PROBLEM TO SOLVE: Extract all lines that hold the string "Turkse".
─── GIVEN RECORDS
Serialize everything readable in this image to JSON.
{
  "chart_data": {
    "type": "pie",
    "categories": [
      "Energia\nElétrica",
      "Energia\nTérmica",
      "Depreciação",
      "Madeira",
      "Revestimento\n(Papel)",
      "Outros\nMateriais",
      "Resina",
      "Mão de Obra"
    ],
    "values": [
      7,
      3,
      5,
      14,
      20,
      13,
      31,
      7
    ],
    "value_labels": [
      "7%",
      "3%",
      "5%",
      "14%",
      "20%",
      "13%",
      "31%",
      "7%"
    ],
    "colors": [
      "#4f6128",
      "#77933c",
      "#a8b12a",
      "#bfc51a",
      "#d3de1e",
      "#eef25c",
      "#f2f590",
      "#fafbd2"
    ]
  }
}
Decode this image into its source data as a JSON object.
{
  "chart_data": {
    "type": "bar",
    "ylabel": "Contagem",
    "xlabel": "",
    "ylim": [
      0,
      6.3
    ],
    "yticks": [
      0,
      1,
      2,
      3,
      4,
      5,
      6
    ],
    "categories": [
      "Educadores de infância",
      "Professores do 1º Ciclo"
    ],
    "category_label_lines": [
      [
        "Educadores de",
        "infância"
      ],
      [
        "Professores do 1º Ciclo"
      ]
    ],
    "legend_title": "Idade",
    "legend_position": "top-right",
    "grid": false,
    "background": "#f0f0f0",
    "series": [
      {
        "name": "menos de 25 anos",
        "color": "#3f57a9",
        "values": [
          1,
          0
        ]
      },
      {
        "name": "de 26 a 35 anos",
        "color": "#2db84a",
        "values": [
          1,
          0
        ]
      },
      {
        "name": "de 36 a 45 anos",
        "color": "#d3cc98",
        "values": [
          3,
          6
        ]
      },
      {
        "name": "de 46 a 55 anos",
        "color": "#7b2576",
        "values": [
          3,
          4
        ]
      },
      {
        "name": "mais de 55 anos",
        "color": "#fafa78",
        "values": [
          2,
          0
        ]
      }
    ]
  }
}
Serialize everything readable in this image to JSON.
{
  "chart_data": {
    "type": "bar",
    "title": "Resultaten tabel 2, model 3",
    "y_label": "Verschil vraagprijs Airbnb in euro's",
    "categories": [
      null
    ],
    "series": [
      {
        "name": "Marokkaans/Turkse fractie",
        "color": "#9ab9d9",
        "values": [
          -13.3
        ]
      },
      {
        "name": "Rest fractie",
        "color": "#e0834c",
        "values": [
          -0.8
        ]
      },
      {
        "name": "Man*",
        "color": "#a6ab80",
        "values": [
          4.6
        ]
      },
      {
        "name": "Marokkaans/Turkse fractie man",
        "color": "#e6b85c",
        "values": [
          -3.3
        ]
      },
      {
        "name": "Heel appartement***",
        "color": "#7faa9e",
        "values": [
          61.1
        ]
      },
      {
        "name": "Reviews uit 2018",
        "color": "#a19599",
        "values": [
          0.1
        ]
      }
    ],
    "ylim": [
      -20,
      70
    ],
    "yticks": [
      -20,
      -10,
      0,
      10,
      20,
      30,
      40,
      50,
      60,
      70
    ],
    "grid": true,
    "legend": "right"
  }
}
──────
ANSWER:
        "name": "Marokkaans/Turkse fractie",
        "name": "Marokkaans/Turkse fractie man",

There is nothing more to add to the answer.